BRIEF A: In the records below, write out the lines unchanged, starting at the line that contains "subtitle-line-1: How Often" and ending at the line that contains "bar-freshmen-1 bbox=[165, 503, 705, 625]", with both of those lines included.

>> begin SOURCE

Where to Go For More: Resources for Essential Schools to Make the Most of Inclusion

LD Online

LD Online is a big tent, providing deep and broad resources for people with disabilities and their parents, educators, and friends. Its comprehensive offerings, mostly focused on the United States and Canada, include descriptions of a wide range of learning disabilities, expert commentary, an online store, pointers to school, summer, and other programs, an active online community, research collections – very useful, with active links to full articles from a variety of sources – and more. If you’re craving support, understanding and perspective, browse the first-person essays from people with learning disabilities, their teachers, and their family members. LD Online includes powerful messages about ability, too, particularly in featured children’s artwork and writing. The site itself is fairly accessible, with some information in Spanish and links to browsealoud (www.browsealoud.com), software that transforms website text into audio.
www.ldonline.org

Urban Special Education Leadership Collaborative

The Urban Special Education Leadership Collaborative, an Education Development Center (EDC) project founded in 1994, gathers 150+ urban districts nationwide to share resources and knowledge on special education issues. Districts join as fee-paying members for access to meetings, publications, technical assistance and professional development, including a program on building inclusive urban schools for grades 6-12. The Urban Collaborative website provides a good overview of its offerings, with additional resources available for member districts. www.urbancollaborative.org

Research Institute on Secondary Education Reform for Youth with Disabilities (RISER)

>> end SOURCE
>> begin DATA IN THIS EXERCISE

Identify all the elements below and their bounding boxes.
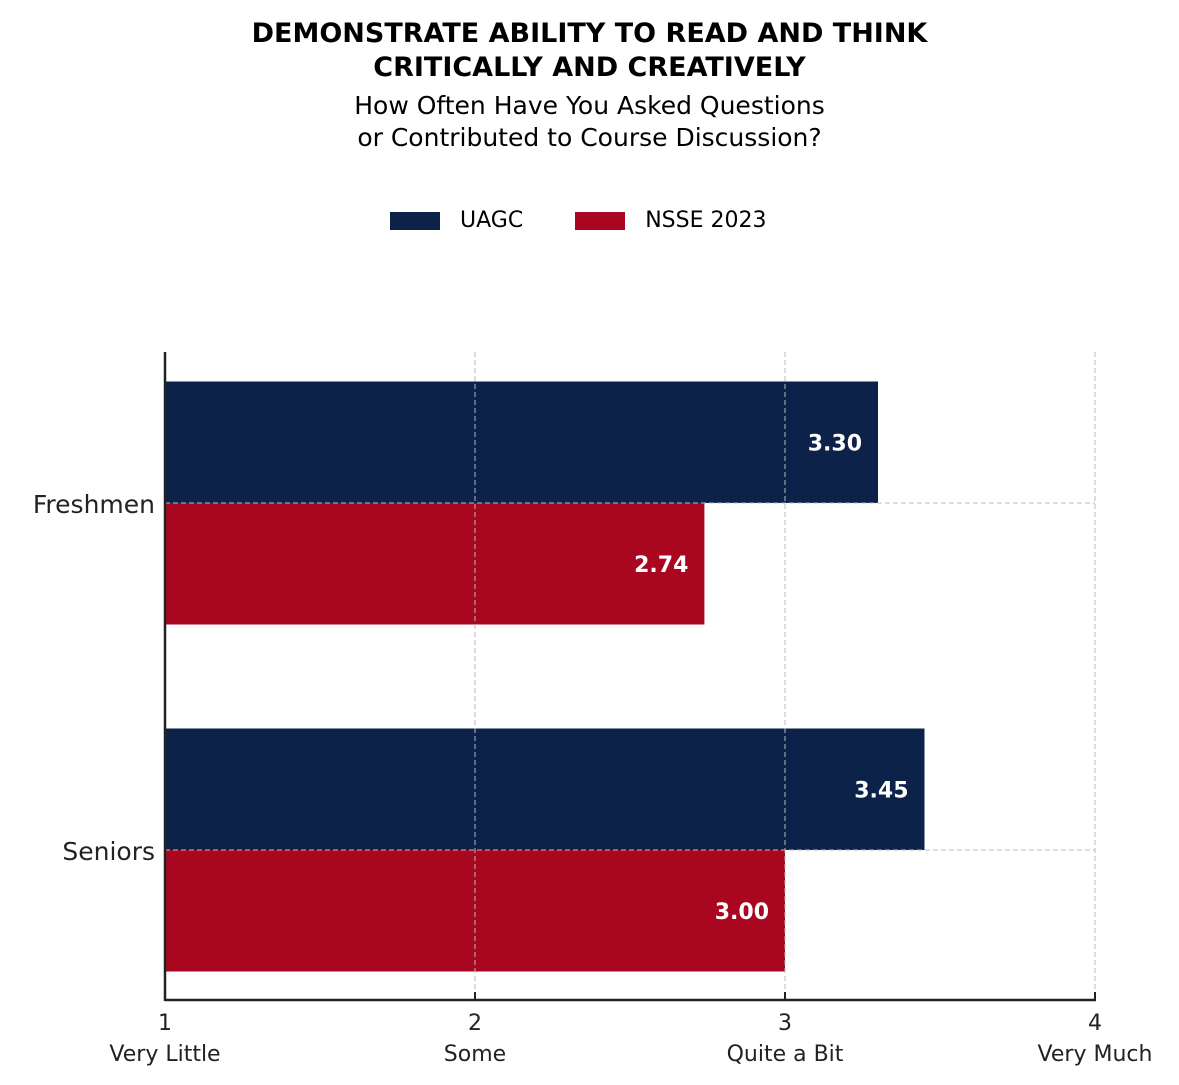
subtitle-line-1: How Often Have You Asked Questions bbox=[354, 91, 825, 120]
data-label: 3.00 bbox=[715, 900, 769, 925]
title-line-2: CRITICALLY AND CREATIVELY bbox=[373, 52, 806, 83]
title-line-1: DEMONSTRATE ABILITY TO READ AND THINK bbox=[251, 18, 928, 49]
x-tick-label: 4 bbox=[1088, 1011, 1102, 1036]
legend-item-nsse: NSSE 2023 bbox=[575, 208, 766, 233]
legend-swatch-uagc bbox=[390, 211, 440, 230]
bar-seniors-0 bbox=[165, 728, 925, 850]
legend-label-uagc: UAGC bbox=[460, 208, 524, 233]
data-label: 3.30 bbox=[808, 431, 862, 456]
x-tick-sublabel: Quite a Bit bbox=[727, 1042, 844, 1067]
subtitle-line-2: or Contributed to Course Discussion? bbox=[357, 123, 822, 152]
x-tick-sublabel: Very Much bbox=[1038, 1042, 1153, 1067]
x-tick-sublabel: Very Little bbox=[109, 1042, 220, 1067]
bar-freshmen-1 bbox=[165, 503, 705, 625]
bar-seniors-1 bbox=[165, 850, 785, 972]
legend: UAGC NSSE 2023 bbox=[390, 208, 818, 233]
legend-label-nsse: NSSE 2023 bbox=[645, 208, 767, 233]
legend-swatch-nsse bbox=[575, 211, 626, 230]
bar-freshmen-0 bbox=[165, 381, 878, 503]
chart-title: DEMONSTRATE ABILITY TO READ AND THINK CR… bbox=[0, 17, 1179, 85]
category-label: Seniors bbox=[62, 837, 155, 866]
x-tick-label: 1 bbox=[158, 1011, 172, 1036]
x-tick-sublabel: Some bbox=[444, 1042, 506, 1067]
legend-item-uagc: UAGC bbox=[390, 208, 523, 233]
data-label: 2.74 bbox=[634, 553, 688, 578]
x-tick-label: 2 bbox=[468, 1011, 482, 1036]
data-label: 3.45 bbox=[854, 778, 908, 803]
category-label: Freshmen bbox=[33, 490, 155, 519]
chart-subtitle: How Often Have You Asked Questions or Co… bbox=[0, 90, 1179, 154]
x-tick-label: 3 bbox=[778, 1011, 792, 1036]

>> end DATA IN THIS EXERCISE

BRIEF B: Say whether each statement agrees with the resource guide above, answering yes or no and quoting the deciding words: (i) The Urban Special Education Leadership Collaborative was founded in 1994. (ii) LD Online's offerings are mostly focused on Europe. (iii) The Urban Collaborative brings together more than 150 urban districts.

FINAL ANSWER A:
subtitle-line-1: How Often Have You Asked Questions bbox=[354, 91, 825, 120]
data-label: 3.00 bbox=[715, 900, 769, 925]
title-line-2: CRITICALLY AND CREATIVELY bbox=[373, 52, 806, 83]
title-line-1: DEMONSTRATE ABILITY TO READ AND THINK bbox=[251, 18, 928, 49]
x-tick-label: 4 bbox=[1088, 1011, 1102, 1036]
legend-item-nsse: NSSE 2023 bbox=[575, 208, 766, 233]
legend-swatch-uagc bbox=[390, 211, 440, 230]
bar-seniors-0 bbox=[165, 728, 925, 850]
legend-label-uagc: UAGC bbox=[460, 208, 524, 233]
data-label: 3.30 bbox=[808, 431, 862, 456]
x-tick-sublabel: Quite a Bit bbox=[727, 1042, 844, 1067]
subtitle-line-2: or Contributed to Course Discussion? bbox=[357, 123, 822, 152]
x-tick-sublabel: Very Much bbox=[1038, 1042, 1153, 1067]
x-tick-sublabel: Very Little bbox=[109, 1042, 220, 1067]
bar-freshmen-1 bbox=[165, 503, 705, 625]

FINAL ANSWER B:
(i) Yes: "an Education Development Center (EDC) project founded in 1994"
(ii) No: "mostly focused on the United States and Canada"
(iii) Yes: "gathers 150+ urban districts nationwide"